*What you are asked to do*.
Repeat each record exactly as written, and drop any images.

*Exercise data*.

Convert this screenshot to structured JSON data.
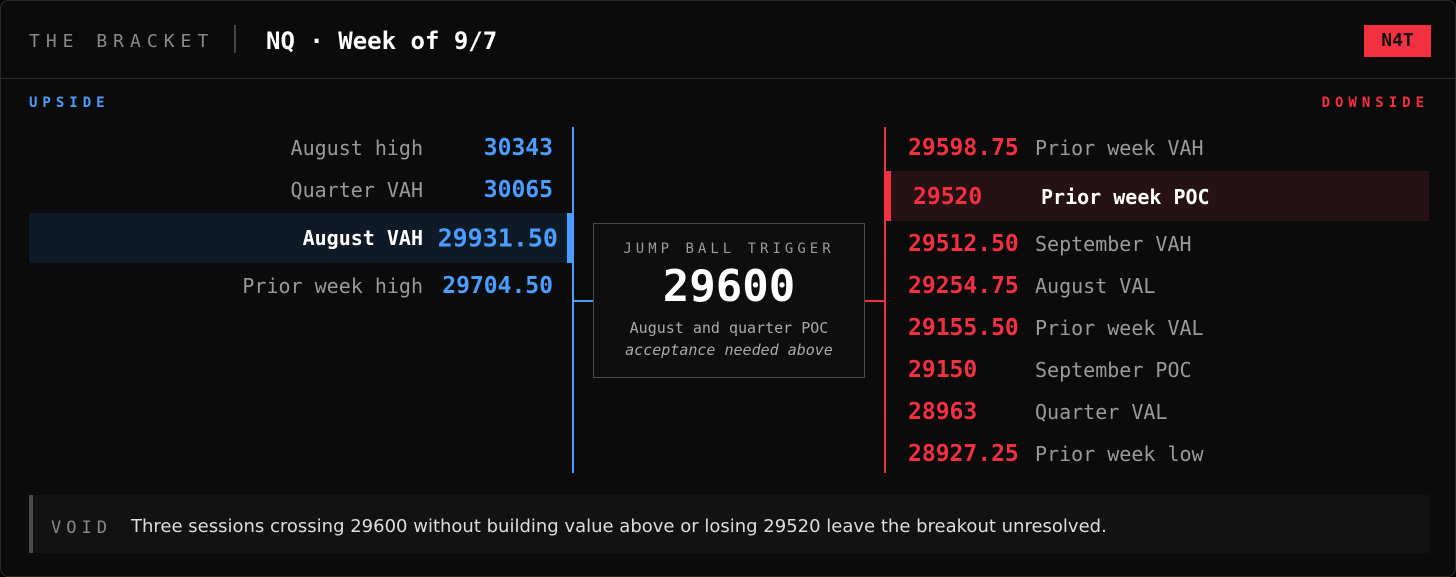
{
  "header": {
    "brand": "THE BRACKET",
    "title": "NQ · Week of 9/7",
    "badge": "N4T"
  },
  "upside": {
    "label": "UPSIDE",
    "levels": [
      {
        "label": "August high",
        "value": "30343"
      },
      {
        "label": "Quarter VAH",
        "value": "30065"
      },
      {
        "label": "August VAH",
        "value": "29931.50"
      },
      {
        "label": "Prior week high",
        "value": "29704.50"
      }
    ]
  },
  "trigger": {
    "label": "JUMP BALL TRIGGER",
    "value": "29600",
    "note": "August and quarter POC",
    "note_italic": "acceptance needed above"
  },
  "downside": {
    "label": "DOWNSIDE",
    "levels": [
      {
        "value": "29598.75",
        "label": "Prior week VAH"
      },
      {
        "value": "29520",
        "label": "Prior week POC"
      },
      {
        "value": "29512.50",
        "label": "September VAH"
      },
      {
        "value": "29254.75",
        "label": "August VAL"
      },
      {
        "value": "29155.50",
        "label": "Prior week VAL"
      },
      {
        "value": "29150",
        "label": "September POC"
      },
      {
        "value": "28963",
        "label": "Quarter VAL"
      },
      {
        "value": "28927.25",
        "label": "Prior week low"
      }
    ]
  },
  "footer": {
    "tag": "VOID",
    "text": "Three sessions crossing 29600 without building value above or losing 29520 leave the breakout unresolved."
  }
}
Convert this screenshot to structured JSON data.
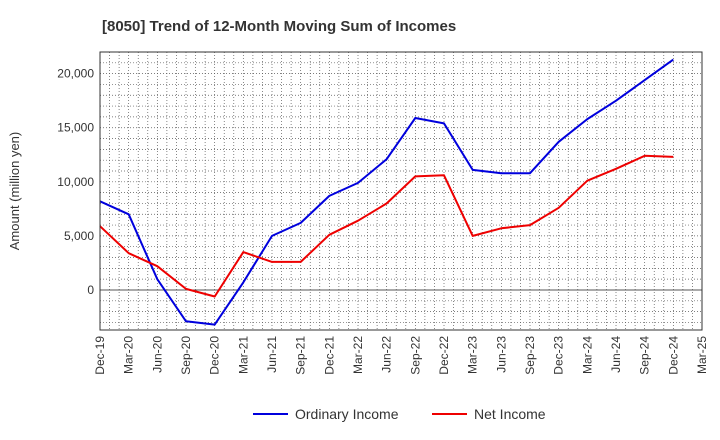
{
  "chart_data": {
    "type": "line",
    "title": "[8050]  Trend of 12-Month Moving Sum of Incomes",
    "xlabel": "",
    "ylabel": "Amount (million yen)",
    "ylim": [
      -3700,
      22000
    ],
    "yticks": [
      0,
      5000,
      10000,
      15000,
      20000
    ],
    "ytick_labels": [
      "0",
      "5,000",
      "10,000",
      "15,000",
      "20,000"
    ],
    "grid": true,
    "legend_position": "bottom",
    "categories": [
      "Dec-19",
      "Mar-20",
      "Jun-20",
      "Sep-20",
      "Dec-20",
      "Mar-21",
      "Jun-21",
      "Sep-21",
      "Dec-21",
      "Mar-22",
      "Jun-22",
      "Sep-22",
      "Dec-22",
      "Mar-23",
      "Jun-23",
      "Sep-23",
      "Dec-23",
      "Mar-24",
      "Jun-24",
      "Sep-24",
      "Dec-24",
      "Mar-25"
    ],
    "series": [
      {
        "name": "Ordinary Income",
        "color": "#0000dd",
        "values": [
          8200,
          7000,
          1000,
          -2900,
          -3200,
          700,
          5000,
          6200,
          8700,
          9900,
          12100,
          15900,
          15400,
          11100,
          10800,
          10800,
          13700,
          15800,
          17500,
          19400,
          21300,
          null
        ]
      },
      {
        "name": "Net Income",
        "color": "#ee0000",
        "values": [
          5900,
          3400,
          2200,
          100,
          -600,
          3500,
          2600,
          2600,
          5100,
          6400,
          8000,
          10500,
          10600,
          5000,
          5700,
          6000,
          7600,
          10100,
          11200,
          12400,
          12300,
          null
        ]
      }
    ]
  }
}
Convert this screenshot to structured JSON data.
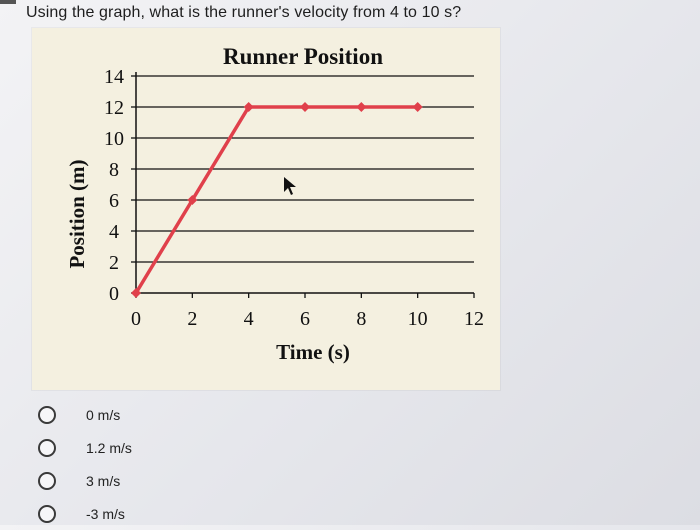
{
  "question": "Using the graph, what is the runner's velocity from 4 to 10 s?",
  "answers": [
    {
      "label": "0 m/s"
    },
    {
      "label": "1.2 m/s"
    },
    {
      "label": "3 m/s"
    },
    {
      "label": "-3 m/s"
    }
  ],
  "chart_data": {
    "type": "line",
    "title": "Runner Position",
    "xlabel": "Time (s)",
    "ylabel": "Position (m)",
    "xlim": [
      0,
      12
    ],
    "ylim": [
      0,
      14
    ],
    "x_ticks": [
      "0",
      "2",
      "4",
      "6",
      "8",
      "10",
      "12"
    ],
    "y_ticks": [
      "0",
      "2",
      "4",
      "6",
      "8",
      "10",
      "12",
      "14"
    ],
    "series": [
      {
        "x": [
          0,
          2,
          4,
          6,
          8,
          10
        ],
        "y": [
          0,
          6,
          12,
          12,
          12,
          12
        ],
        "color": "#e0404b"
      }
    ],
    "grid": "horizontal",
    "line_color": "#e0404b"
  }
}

*Task result*.
Convert this screenshot to structured JSON data.
{
  "header": {
    "brand": "THE BRACKET",
    "title": "NQ · Week of 9/7",
    "badge": "N4T"
  },
  "upside": {
    "label": "UPSIDE",
    "levels": [
      {
        "label": "August high",
        "value": "30343"
      },
      {
        "label": "Quarter VAH",
        "value": "30065"
      },
      {
        "label": "August VAH",
        "value": "29931.50"
      },
      {
        "label": "Prior week high",
        "value": "29704.50"
      }
    ]
  },
  "trigger": {
    "label": "JUMP BALL TRIGGER",
    "value": "29600",
    "note": "August and quarter POC",
    "note_italic": "acceptance needed above"
  },
  "downside": {
    "label": "DOWNSIDE",
    "levels": [
      {
        "value": "29598.75",
        "label": "Prior week VAH"
      },
      {
        "value": "29520",
        "label": "Prior week POC"
      },
      {
        "value": "29512.50",
        "label": "September VAH"
      },
      {
        "value": "29254.75",
        "label": "August VAL"
      },
      {
        "value": "29155.50",
        "label": "Prior week VAL"
      },
      {
        "value": "29150",
        "label": "September POC"
      },
      {
        "value": "28963",
        "label": "Quarter VAL"
      },
      {
        "value": "28927.25",
        "label": "Prior week low"
      }
    ]
  },
  "footer": {
    "tag": "VOID",
    "text": "Three sessions crossing 29600 without building value above or losing 29520 leave the breakout unresolved."
  }
}
Convert this screenshot to structured JSON data.
{
  "chart_data": {
    "type": "line",
    "title": "[8050]  Trend of 12-Month Moving Sum of Incomes",
    "xlabel": "",
    "ylabel": "Amount (million yen)",
    "ylim": [
      -3700,
      22000
    ],
    "yticks": [
      0,
      5000,
      10000,
      15000,
      20000
    ],
    "ytick_labels": [
      "0",
      "5,000",
      "10,000",
      "15,000",
      "20,000"
    ],
    "grid": true,
    "legend_position": "bottom",
    "categories": [
      "Dec-19",
      "Mar-20",
      "Jun-20",
      "Sep-20",
      "Dec-20",
      "Mar-21",
      "Jun-21",
      "Sep-21",
      "Dec-21",
      "Mar-22",
      "Jun-22",
      "Sep-22",
      "Dec-22",
      "Mar-23",
      "Jun-23",
      "Sep-23",
      "Dec-23",
      "Mar-24",
      "Jun-24",
      "Sep-24",
      "Dec-24",
      "Mar-25"
    ],
    "series": [
      {
        "name": "Ordinary Income",
        "color": "#0000dd",
        "values": [
          8200,
          7000,
          1000,
          -2900,
          -3200,
          700,
          5000,
          6200,
          8700,
          9900,
          12100,
          15900,
          15400,
          11100,
          10800,
          10800,
          13700,
          15800,
          17500,
          19400,
          21300,
          null
        ]
      },
      {
        "name": "Net Income",
        "color": "#ee0000",
        "values": [
          5900,
          3400,
          2200,
          100,
          -600,
          3500,
          2600,
          2600,
          5100,
          6400,
          8000,
          10500,
          10600,
          5000,
          5700,
          6000,
          7600,
          10100,
          11200,
          12400,
          12300,
          null
        ]
      }
    ]
  }
}
Convert this screenshot to structured JSON data.
{
  "question": "Using the graph, what is the runner's velocity from 4 to 10 s?",
  "answers": [
    {
      "label": "0 m/s"
    },
    {
      "label": "1.2 m/s"
    },
    {
      "label": "3 m/s"
    },
    {
      "label": "-3 m/s"
    }
  ],
  "chart_data": {
    "type": "line",
    "title": "Runner Position",
    "xlabel": "Time (s)",
    "ylabel": "Position (m)",
    "xlim": [
      0,
      12
    ],
    "ylim": [
      0,
      14
    ],
    "x_ticks": [
      "0",
      "2",
      "4",
      "6",
      "8",
      "10",
      "12"
    ],
    "y_ticks": [
      "0",
      "2",
      "4",
      "6",
      "8",
      "10",
      "12",
      "14"
    ],
    "series": [
      {
        "x": [
          0,
          2,
          4,
          6,
          8,
          10
        ],
        "y": [
          0,
          6,
          12,
          12,
          12,
          12
        ],
        "color": "#e0404b"
      }
    ],
    "grid": "horizontal",
    "line_color": "#e0404b"
  }
}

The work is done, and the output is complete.